**GOAL**
Reproduce the lines of these records exactly, with nothing changed.

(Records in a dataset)

☆ ☆ ☆ ☆

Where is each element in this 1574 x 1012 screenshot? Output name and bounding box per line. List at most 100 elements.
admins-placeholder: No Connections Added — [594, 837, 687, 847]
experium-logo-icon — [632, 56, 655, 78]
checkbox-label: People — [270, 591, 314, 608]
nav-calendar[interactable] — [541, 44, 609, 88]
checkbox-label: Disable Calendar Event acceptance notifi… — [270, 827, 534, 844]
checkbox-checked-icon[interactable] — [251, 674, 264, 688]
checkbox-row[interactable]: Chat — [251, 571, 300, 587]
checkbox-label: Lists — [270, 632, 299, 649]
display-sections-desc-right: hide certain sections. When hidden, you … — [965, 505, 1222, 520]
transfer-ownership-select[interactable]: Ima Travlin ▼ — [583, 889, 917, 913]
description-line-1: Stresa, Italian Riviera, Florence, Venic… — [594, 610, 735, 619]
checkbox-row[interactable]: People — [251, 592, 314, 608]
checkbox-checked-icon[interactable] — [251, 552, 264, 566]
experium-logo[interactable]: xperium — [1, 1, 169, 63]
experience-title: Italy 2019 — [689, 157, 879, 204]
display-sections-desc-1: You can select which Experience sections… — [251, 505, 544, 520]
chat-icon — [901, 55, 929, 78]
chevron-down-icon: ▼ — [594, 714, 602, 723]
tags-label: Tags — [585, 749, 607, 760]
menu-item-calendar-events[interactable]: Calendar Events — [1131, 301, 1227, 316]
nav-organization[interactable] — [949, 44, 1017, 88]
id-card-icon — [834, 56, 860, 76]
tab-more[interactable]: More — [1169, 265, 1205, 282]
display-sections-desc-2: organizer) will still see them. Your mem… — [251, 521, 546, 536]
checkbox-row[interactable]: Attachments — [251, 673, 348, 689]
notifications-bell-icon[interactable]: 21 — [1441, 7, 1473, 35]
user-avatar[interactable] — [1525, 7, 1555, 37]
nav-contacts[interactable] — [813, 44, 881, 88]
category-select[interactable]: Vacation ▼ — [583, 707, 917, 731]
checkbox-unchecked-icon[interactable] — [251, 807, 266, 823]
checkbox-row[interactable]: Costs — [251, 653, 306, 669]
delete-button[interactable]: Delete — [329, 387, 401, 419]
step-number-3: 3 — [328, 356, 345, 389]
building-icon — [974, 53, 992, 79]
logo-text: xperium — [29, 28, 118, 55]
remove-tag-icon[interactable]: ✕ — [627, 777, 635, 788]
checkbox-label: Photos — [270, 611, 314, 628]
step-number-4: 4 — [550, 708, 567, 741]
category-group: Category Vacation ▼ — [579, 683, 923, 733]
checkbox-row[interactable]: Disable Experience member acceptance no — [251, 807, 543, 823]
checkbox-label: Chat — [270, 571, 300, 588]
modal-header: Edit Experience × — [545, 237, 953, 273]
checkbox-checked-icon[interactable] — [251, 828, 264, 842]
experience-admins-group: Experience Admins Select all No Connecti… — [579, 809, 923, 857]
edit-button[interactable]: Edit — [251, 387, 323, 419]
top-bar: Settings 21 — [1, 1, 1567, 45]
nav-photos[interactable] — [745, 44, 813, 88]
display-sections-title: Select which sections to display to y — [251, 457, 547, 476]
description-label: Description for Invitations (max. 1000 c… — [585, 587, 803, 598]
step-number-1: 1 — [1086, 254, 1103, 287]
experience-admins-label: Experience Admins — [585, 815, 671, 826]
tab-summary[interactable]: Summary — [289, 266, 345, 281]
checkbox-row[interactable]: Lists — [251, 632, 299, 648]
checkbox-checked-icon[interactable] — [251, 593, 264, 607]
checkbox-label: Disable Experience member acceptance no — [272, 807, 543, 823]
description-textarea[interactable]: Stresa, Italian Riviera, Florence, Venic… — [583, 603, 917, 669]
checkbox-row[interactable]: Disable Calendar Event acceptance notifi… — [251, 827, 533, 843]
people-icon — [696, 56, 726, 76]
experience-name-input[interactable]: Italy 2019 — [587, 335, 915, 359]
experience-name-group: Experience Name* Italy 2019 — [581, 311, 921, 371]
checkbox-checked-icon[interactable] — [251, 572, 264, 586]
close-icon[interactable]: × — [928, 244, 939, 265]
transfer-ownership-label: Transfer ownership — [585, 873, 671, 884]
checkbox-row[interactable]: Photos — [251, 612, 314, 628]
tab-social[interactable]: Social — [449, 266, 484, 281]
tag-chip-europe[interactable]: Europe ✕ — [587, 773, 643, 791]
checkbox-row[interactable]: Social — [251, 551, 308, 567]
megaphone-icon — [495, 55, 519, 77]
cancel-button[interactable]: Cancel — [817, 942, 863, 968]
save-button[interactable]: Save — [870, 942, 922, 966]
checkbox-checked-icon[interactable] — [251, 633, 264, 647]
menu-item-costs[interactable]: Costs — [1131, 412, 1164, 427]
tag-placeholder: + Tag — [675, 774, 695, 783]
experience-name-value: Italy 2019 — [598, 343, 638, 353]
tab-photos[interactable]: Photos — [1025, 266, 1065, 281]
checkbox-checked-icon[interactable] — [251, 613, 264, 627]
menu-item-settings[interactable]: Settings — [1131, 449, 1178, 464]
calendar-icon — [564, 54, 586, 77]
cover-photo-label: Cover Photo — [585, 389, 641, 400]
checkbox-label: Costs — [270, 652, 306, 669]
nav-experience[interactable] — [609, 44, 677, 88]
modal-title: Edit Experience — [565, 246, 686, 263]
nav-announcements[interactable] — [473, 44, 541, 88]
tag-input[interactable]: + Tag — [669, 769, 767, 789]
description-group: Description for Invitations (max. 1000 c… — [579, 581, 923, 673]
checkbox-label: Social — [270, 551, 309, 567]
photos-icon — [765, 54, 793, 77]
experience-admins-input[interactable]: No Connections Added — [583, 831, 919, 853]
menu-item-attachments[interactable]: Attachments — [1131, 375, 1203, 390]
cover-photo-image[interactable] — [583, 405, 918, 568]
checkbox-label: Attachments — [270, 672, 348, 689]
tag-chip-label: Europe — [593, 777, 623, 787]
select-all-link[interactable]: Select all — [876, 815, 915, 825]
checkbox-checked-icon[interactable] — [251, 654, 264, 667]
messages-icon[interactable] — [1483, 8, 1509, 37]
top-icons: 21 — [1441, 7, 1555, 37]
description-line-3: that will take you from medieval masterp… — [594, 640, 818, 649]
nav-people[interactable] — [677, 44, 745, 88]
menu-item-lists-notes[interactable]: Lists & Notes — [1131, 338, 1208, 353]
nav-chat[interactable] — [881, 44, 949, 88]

☆ ☆ ☆ ☆

**ANSWER TO THIS PROBLEM**
Where is each element in this 1574 x 1012 screenshot? Output name and bounding box per line. List at most 100 elements.
admins-placeholder: No Connections Added — [594, 837, 687, 847]
experium-logo-icon — [632, 56, 655, 78]
checkbox-label: People — [270, 591, 314, 608]
nav-calendar[interactable] — [541, 44, 609, 88]
checkbox-label: Disable Calendar Event acceptance notifi… — [270, 827, 534, 844]
checkbox-checked-icon[interactable] — [251, 674, 264, 688]
checkbox-row[interactable]: Chat — [251, 571, 300, 587]
checkbox-label: Lists — [270, 632, 299, 649]
display-sections-desc-right: hide certain sections. When hidden, you … — [965, 505, 1222, 520]
transfer-ownership-select[interactable]: Ima Travlin ▼ — [583, 889, 917, 913]
description-line-1: Stresa, Italian Riviera, Florence, Venic… — [594, 610, 735, 619]
checkbox-row[interactable]: People — [251, 592, 314, 608]
checkbox-checked-icon[interactable] — [251, 552, 264, 566]
experium-logo[interactable]: xperium — [1, 1, 169, 63]
experience-title: Italy 2019 — [689, 157, 879, 204]
display-sections-desc-1: You can select which Experience sections… — [251, 505, 544, 520]
chat-icon — [901, 55, 929, 78]
chevron-down-icon: ▼ — [594, 714, 602, 723]
tags-label: Tags — [585, 749, 607, 760]
menu-item-calendar-events[interactable]: Calendar Events — [1131, 301, 1227, 316]
nav-organization[interactable] — [949, 44, 1017, 88]
id-card-icon — [834, 56, 860, 76]
tab-more[interactable]: More — [1169, 265, 1205, 282]
display-sections-desc-2: organizer) will still see them. Your mem… — [251, 521, 546, 536]
checkbox-row[interactable]: Attachments — [251, 673, 348, 689]
notifications-bell-icon[interactable]: 21 — [1441, 7, 1473, 35]
user-avatar[interactable] — [1525, 7, 1555, 37]
nav-contacts[interactable] — [813, 44, 881, 88]
category-select[interactable]: Vacation ▼ — [583, 707, 917, 731]
checkbox-unchecked-icon[interactable] — [251, 807, 266, 823]
checkbox-row[interactable]: Costs — [251, 653, 306, 669]
delete-button[interactable]: Delete — [329, 387, 401, 419]
step-number-3: 3 — [328, 356, 345, 389]
building-icon — [974, 53, 992, 79]
logo-text: xperium — [29, 28, 118, 55]
remove-tag-icon[interactable]: ✕ — [627, 777, 635, 788]
checkbox-label: Photos — [270, 611, 314, 628]
step-number-4: 4 — [550, 708, 567, 741]
category-group: Category Vacation ▼ — [579, 683, 923, 733]
checkbox-row[interactable]: Disable Experience member acceptance no — [251, 807, 543, 823]
checkbox-label: Chat — [270, 571, 300, 588]
modal-header: Edit Experience × — [545, 237, 953, 273]
checkbox-checked-icon[interactable] — [251, 828, 264, 842]
experience-admins-group: Experience Admins Select all No Connecti… — [579, 809, 923, 857]
edit-button[interactable]: Edit — [251, 387, 323, 419]
top-bar: Settings 21 — [1, 1, 1567, 45]
nav-photos[interactable] — [745, 44, 813, 88]
display-sections-title: Select which sections to display to y — [251, 457, 547, 476]
description-label: Description for Invitations (max. 1000 c… — [585, 587, 803, 598]
step-number-1: 1 — [1086, 254, 1103, 287]
experience-admins-label: Experience Admins — [585, 815, 671, 826]
tab-summary[interactable]: Summary — [289, 266, 345, 281]
checkbox-row[interactable]: Lists — [251, 632, 299, 648]
checkbox-checked-icon[interactable] — [251, 593, 264, 607]
checkbox-label: Disable Experience member acceptance no — [272, 807, 543, 823]
description-textarea[interactable]: Stresa, Italian Riviera, Florence, Venic… — [583, 603, 917, 669]
checkbox-row[interactable]: Disable Calendar Event acceptance notifi… — [251, 827, 533, 843]
people-icon — [696, 56, 726, 76]
experience-name-input[interactable]: Italy 2019 — [587, 335, 915, 359]
experience-name-group: Experience Name* Italy 2019 — [581, 311, 921, 371]
checkbox-checked-icon[interactable] — [251, 572, 264, 586]
close-icon[interactable]: × — [928, 244, 939, 265]
transfer-ownership-label: Transfer ownership — [585, 873, 671, 884]
checkbox-row[interactable]: Photos — [251, 612, 314, 628]
tab-social[interactable]: Social — [449, 266, 484, 281]
tag-chip-europe[interactable]: Europe ✕ — [587, 773, 643, 791]
checkbox-row[interactable]: Social — [251, 551, 308, 567]
megaphone-icon — [495, 55, 519, 77]
cancel-button[interactable]: Cancel — [817, 942, 863, 968]
save-button[interactable]: Save — [870, 942, 922, 966]
checkbox-checked-icon[interactable] — [251, 633, 264, 647]
menu-item-costs[interactable]: Costs — [1131, 412, 1164, 427]
tag-placeholder: + Tag — [675, 774, 695, 783]
experience-name-value: Italy 2019 — [598, 343, 638, 353]
tab-photos[interactable]: Photos — [1025, 266, 1065, 281]
checkbox-checked-icon[interactable] — [251, 613, 264, 627]
menu-item-settings[interactable]: Settings — [1131, 449, 1178, 464]
calendar-icon — [564, 54, 586, 77]
cover-photo-label: Cover Photo — [585, 389, 641, 400]
checkbox-label: Costs — [270, 652, 306, 669]
nav-experience[interactable] — [609, 44, 677, 88]
modal-title: Edit Experience — [565, 246, 686, 263]
nav-announcements[interactable] — [473, 44, 541, 88]
tag-input[interactable]: + Tag — [669, 769, 767, 789]
description-group: Description for Invitations (max. 1000 c… — [579, 581, 923, 673]
checkbox-label: Social — [270, 551, 309, 567]
photos-icon — [765, 54, 793, 77]
experience-admins-input[interactable]: No Connections Added — [583, 831, 919, 853]
menu-item-attachments[interactable]: Attachments — [1131, 375, 1203, 390]
cover-photo-image[interactable] — [583, 405, 918, 568]
checkbox-label: Attachments — [270, 672, 348, 689]
tag-chip-label: Europe — [593, 777, 623, 787]
select-all-link[interactable]: Select all — [876, 815, 915, 825]
checkbox-checked-icon[interactable] — [251, 654, 264, 667]
messages-icon[interactable] — [1483, 8, 1509, 37]
top-icons: 21 — [1441, 7, 1555, 37]
description-line-3: that will take you from medieval masterp… — [594, 640, 818, 649]
nav-people[interactable] — [677, 44, 745, 88]
menu-item-lists-notes[interactable]: Lists & Notes — [1131, 338, 1208, 353]
nav-chat[interactable] — [881, 44, 949, 88]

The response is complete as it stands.